Print the items verbatim, starting at the very first line and ending at the line that contains "side-strip-char: i (755, 409, 758, 420)", with both of those lines included.

[start PROVIDED RECORDS]

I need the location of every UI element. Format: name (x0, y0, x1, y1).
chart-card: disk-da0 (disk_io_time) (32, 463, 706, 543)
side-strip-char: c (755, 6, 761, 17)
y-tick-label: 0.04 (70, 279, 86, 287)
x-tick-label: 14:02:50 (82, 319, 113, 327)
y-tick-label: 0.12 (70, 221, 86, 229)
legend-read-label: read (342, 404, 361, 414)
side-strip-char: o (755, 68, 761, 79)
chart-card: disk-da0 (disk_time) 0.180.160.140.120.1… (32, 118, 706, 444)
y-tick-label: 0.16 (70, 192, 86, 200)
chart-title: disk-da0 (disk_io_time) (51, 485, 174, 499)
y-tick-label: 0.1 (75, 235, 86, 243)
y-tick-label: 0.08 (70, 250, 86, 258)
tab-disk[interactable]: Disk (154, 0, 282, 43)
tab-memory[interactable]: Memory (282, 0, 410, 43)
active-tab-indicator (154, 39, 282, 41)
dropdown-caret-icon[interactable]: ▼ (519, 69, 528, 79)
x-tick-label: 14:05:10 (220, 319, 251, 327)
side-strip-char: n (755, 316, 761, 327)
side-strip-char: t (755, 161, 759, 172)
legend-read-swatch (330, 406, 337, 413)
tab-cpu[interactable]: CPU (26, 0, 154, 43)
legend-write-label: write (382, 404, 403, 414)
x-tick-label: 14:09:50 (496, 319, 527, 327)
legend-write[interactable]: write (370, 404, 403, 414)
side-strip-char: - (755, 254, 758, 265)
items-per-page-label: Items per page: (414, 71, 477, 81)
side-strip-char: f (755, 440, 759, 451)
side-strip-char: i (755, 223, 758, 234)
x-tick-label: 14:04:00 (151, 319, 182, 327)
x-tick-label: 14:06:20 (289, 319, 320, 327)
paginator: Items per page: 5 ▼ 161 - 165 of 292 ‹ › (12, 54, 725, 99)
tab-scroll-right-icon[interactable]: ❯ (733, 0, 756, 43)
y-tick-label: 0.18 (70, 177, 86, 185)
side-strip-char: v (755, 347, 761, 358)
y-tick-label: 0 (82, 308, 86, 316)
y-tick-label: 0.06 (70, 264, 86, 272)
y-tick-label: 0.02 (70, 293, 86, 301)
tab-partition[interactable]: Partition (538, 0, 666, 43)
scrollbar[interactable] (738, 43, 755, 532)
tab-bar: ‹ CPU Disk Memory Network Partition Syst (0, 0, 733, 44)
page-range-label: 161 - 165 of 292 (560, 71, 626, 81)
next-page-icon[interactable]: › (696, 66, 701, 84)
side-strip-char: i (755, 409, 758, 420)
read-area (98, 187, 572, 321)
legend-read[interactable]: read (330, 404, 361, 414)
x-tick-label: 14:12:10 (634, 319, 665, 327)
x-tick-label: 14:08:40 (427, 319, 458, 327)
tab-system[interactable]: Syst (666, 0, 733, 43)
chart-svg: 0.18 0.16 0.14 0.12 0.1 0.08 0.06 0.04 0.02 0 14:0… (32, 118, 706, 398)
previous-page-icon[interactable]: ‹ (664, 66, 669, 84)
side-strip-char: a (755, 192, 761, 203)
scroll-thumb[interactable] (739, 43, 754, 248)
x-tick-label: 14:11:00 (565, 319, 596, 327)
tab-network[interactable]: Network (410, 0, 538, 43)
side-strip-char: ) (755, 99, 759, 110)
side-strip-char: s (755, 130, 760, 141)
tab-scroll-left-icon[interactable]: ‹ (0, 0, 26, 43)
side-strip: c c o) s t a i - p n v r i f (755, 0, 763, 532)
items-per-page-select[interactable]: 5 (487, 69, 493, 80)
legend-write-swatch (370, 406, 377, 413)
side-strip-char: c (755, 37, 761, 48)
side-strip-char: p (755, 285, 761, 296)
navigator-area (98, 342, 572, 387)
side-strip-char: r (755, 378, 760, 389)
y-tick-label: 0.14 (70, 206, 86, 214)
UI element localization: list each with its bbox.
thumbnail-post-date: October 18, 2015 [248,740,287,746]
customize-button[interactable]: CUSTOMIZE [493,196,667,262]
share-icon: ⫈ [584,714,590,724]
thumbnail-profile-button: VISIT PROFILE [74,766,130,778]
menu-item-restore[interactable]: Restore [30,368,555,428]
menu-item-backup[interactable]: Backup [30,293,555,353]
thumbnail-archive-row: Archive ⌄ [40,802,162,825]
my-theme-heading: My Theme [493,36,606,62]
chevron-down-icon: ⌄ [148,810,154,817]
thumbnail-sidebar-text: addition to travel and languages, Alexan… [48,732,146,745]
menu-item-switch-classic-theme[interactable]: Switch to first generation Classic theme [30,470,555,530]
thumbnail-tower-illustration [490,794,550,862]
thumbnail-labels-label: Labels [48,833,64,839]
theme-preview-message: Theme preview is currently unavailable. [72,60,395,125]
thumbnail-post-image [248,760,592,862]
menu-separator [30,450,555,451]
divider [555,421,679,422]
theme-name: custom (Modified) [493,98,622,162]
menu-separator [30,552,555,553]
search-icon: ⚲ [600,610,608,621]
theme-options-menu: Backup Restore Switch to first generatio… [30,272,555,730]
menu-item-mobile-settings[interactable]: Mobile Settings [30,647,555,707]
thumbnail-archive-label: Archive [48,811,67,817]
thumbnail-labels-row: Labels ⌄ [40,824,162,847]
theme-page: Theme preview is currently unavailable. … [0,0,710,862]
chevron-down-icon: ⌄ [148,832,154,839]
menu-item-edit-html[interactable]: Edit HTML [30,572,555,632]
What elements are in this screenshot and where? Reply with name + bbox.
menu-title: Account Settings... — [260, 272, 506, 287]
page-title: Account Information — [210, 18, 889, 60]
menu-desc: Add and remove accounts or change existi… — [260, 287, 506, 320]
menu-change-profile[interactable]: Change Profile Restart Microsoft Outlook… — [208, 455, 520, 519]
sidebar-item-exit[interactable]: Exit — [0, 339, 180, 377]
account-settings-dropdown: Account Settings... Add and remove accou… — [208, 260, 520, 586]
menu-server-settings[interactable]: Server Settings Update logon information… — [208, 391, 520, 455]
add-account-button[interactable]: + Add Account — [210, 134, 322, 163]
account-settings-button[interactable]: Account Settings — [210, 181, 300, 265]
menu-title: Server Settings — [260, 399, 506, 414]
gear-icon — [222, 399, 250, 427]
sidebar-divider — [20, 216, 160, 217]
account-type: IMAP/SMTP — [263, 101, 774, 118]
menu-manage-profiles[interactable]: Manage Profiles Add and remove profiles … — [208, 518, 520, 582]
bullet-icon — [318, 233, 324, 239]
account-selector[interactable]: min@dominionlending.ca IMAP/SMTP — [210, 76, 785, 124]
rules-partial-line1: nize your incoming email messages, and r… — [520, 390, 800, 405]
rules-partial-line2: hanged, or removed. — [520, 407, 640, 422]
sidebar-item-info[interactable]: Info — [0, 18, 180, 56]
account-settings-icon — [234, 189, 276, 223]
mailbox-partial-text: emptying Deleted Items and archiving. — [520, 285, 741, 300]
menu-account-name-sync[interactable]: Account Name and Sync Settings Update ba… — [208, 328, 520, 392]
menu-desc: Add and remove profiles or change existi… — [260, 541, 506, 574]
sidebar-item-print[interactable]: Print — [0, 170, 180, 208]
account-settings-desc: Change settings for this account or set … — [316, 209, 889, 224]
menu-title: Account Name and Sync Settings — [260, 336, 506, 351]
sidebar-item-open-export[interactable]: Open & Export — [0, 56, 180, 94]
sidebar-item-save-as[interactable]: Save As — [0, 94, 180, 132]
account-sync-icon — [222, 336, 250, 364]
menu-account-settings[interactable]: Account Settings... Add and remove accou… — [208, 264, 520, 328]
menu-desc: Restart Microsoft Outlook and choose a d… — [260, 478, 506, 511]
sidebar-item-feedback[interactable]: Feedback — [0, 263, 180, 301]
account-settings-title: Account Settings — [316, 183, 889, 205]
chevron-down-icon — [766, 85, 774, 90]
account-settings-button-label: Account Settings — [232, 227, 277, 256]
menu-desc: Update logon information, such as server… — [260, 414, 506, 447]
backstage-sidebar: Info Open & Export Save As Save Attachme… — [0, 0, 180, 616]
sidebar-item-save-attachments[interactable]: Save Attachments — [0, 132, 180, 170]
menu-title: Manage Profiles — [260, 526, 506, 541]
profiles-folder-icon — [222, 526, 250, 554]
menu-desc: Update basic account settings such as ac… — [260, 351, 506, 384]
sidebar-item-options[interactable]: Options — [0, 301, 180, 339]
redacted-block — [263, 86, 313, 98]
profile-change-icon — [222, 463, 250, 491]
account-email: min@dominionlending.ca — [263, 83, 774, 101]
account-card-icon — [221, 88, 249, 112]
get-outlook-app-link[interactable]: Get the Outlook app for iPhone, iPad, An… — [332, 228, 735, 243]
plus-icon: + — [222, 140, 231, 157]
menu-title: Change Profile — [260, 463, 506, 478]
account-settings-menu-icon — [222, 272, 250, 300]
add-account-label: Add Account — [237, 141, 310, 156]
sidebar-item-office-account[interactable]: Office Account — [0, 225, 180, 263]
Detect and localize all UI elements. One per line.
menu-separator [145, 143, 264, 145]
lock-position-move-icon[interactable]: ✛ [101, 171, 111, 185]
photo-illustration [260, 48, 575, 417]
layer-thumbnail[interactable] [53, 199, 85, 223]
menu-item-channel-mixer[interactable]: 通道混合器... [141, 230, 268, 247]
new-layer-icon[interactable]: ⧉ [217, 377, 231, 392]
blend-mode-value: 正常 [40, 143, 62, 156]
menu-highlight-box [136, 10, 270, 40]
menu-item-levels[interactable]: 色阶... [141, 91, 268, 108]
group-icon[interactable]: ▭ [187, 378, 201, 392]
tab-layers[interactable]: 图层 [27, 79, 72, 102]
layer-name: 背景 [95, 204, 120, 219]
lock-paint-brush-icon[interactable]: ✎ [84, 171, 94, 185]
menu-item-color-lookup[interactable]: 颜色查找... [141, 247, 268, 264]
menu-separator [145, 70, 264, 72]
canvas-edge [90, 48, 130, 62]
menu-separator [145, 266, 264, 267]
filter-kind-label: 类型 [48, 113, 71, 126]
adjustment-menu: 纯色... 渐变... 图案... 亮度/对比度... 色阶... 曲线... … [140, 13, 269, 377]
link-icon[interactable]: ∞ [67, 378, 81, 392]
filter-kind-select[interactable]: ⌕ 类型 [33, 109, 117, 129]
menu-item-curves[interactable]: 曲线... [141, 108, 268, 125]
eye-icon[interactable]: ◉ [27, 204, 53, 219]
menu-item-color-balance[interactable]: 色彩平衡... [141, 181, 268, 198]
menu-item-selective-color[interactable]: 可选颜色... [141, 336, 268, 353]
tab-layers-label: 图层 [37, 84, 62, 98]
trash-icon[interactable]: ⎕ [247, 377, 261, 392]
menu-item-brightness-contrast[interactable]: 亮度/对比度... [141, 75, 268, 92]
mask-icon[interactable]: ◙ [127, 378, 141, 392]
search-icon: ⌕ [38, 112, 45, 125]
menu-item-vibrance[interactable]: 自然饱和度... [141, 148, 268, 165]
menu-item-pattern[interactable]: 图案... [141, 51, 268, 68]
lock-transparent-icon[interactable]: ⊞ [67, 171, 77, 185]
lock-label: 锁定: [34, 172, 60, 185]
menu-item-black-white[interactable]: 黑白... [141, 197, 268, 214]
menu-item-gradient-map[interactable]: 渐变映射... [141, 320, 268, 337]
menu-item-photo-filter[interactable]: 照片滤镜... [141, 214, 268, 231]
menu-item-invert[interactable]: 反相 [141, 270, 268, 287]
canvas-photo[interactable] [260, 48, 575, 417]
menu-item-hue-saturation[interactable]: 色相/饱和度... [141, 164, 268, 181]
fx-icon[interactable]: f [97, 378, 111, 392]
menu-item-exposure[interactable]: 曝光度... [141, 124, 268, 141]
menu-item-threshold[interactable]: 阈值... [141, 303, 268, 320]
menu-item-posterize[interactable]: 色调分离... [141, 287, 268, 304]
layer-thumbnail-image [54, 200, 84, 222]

[end PROVIDED RECORDS]

→ **RESPONSE**
I need the location of every UI element. Format: name (x0, y0, x1, y1).
chart-card: disk-da0 (disk_io_time) (32, 463, 706, 543)
side-strip-char: c (755, 6, 761, 17)
y-tick-label: 0.04 (70, 279, 86, 287)
x-tick-label: 14:02:50 (82, 319, 113, 327)
y-tick-label: 0.12 (70, 221, 86, 229)
legend-read-label: read (342, 404, 361, 414)
side-strip-char: o (755, 68, 761, 79)
chart-card: disk-da0 (disk_time) 0.180.160.140.120.1… (32, 118, 706, 444)
y-tick-label: 0.16 (70, 192, 86, 200)
chart-title: disk-da0 (disk_io_time) (51, 485, 174, 499)
y-tick-label: 0.1 (75, 235, 86, 243)
y-tick-label: 0.08 (70, 250, 86, 258)
tab-disk[interactable]: Disk (154, 0, 282, 43)
tab-memory[interactable]: Memory (282, 0, 410, 43)
active-tab-indicator (154, 39, 282, 41)
dropdown-caret-icon[interactable]: ▼ (519, 69, 528, 79)
x-tick-label: 14:05:10 (220, 319, 251, 327)
side-strip-char: n (755, 316, 761, 327)
side-strip-char: t (755, 161, 759, 172)
legend-read-swatch (330, 406, 337, 413)
tab-cpu[interactable]: CPU (26, 0, 154, 43)
legend-write-label: write (382, 404, 403, 414)
x-tick-label: 14:09:50 (496, 319, 527, 327)
legend-write[interactable]: write (370, 404, 403, 414)
side-strip-char: - (755, 254, 758, 265)
items-per-page-label: Items per page: (414, 71, 477, 81)
side-strip-char: f (755, 440, 759, 451)
side-strip-char: i (755, 223, 758, 234)
x-tick-label: 14:04:00 (151, 319, 182, 327)
x-tick-label: 14:06:20 (289, 319, 320, 327)
paginator: Items per page: 5 ▼ 161 - 165 of 292 ‹ › (12, 54, 725, 99)
tab-scroll-right-icon[interactable]: ❯ (733, 0, 756, 43)
y-tick-label: 0.18 (70, 177, 86, 185)
side-strip-char: v (755, 347, 761, 358)
y-tick-label: 0 (82, 308, 86, 316)
y-tick-label: 0.06 (70, 264, 86, 272)
y-tick-label: 0.02 (70, 293, 86, 301)
tab-partition[interactable]: Partition (538, 0, 666, 43)
scrollbar[interactable] (738, 43, 755, 532)
tab-bar: ‹ CPU Disk Memory Network Partition Syst (0, 0, 733, 44)
page-range-label: 161 - 165 of 292 (560, 71, 626, 81)
next-page-icon[interactable]: › (696, 66, 701, 84)
side-strip-char: i (755, 409, 758, 420)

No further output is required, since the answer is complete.